[Dataset records]
::::::::

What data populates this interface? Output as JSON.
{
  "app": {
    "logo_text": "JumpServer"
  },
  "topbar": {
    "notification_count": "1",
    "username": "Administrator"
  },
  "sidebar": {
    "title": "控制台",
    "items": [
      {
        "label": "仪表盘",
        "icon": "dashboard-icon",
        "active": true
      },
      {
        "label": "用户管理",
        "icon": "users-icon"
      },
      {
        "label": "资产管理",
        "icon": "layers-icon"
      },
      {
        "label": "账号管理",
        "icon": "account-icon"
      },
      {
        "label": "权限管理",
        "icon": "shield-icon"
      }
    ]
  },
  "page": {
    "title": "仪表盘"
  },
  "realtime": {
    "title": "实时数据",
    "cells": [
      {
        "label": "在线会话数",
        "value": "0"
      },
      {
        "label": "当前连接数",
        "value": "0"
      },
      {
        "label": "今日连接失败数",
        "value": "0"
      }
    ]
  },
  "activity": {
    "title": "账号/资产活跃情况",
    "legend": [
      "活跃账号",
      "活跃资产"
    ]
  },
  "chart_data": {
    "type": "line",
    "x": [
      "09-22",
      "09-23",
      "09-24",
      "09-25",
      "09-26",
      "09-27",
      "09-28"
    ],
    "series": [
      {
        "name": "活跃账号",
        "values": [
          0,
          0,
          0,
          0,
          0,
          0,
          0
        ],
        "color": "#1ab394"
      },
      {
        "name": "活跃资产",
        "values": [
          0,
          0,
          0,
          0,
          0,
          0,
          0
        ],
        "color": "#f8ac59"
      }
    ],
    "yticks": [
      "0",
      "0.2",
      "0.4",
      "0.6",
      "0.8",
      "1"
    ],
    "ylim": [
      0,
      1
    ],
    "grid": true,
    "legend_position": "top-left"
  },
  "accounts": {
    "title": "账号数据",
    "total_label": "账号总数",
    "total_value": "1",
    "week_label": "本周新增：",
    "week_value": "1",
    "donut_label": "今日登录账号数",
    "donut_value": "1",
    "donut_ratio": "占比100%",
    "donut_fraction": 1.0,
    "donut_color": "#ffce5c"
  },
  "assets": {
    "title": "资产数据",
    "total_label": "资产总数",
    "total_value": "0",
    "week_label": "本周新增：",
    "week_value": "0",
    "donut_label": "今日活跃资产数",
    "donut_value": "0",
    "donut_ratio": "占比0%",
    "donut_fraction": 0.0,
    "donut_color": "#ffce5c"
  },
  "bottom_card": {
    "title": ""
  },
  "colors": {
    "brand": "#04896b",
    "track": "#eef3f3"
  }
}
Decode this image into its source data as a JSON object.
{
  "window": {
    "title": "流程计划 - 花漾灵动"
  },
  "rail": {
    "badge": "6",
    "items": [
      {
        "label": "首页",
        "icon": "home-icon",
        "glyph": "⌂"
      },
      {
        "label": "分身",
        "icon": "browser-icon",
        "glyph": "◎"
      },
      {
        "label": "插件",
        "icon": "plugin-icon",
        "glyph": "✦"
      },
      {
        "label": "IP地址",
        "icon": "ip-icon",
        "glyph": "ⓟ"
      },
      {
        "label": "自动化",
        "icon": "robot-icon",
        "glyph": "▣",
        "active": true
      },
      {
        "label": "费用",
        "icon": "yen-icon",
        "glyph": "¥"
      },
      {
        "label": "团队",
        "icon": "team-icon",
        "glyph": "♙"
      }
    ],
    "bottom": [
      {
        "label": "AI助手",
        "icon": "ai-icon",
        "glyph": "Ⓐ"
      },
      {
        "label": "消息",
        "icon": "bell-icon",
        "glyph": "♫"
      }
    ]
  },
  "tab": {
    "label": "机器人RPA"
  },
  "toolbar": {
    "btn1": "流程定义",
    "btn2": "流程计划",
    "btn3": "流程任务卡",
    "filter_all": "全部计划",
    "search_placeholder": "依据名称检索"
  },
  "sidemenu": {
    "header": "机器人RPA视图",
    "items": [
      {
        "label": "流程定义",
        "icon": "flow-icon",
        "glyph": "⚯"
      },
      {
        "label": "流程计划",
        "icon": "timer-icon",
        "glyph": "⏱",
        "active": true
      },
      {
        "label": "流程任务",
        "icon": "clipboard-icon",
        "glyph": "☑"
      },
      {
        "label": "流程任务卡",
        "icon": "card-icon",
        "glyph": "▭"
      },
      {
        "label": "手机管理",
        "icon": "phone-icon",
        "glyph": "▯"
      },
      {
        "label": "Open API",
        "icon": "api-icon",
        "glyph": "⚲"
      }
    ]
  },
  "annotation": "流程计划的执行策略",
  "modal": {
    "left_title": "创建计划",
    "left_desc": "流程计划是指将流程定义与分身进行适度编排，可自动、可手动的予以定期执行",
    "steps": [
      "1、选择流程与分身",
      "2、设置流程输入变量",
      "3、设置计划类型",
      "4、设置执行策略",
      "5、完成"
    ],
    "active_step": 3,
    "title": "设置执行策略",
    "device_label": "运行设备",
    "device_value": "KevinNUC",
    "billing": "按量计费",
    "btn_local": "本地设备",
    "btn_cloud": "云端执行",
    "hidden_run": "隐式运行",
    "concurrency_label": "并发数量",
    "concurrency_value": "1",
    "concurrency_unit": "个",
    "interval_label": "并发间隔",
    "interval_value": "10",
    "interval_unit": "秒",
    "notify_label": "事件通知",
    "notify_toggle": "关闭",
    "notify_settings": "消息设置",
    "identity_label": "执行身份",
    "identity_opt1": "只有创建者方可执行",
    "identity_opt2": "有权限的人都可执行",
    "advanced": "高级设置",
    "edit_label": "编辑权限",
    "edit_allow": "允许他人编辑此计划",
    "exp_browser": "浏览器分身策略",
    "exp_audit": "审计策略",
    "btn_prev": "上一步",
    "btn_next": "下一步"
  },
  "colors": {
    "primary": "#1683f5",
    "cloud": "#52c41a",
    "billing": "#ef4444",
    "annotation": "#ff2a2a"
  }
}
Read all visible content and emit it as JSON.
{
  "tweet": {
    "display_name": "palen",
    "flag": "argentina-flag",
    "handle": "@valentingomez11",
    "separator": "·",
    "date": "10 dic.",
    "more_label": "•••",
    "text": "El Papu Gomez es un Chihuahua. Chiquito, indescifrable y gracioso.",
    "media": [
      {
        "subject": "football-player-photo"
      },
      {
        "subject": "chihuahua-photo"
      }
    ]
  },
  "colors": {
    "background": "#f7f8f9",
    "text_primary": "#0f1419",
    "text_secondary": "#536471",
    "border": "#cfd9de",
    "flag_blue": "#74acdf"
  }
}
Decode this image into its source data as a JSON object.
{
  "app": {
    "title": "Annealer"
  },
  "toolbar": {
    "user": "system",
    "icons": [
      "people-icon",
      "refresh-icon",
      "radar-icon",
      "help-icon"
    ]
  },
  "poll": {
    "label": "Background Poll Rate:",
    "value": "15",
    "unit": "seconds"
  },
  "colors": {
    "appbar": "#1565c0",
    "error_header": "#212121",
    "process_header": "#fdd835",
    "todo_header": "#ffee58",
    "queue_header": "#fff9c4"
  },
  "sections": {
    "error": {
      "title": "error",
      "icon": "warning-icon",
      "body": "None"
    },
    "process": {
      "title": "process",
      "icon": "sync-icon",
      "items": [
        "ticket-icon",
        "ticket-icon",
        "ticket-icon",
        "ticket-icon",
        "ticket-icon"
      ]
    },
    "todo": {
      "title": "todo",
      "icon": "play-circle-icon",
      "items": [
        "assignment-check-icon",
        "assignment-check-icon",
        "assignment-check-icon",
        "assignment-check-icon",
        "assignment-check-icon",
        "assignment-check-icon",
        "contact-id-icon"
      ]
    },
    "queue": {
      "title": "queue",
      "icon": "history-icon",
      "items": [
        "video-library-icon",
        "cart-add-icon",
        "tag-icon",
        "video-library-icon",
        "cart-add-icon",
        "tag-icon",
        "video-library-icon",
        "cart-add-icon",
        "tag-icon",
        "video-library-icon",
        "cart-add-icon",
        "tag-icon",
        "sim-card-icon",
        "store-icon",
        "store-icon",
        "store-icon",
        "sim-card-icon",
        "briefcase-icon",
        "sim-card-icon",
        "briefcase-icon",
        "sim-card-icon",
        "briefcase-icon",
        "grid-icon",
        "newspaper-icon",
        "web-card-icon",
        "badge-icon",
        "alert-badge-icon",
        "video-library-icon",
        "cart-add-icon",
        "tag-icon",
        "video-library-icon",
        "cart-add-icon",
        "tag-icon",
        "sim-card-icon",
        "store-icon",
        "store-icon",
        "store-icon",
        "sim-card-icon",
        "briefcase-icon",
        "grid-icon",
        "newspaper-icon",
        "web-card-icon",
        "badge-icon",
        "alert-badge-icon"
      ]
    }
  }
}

::::::::

STATED PROBLEM: Working from the listing above, pick out every line that has "photo" and copy it.

THE COMPLETED TASK:
        "subject": "football-player-photo"
        "subject": "chihuahua-photo"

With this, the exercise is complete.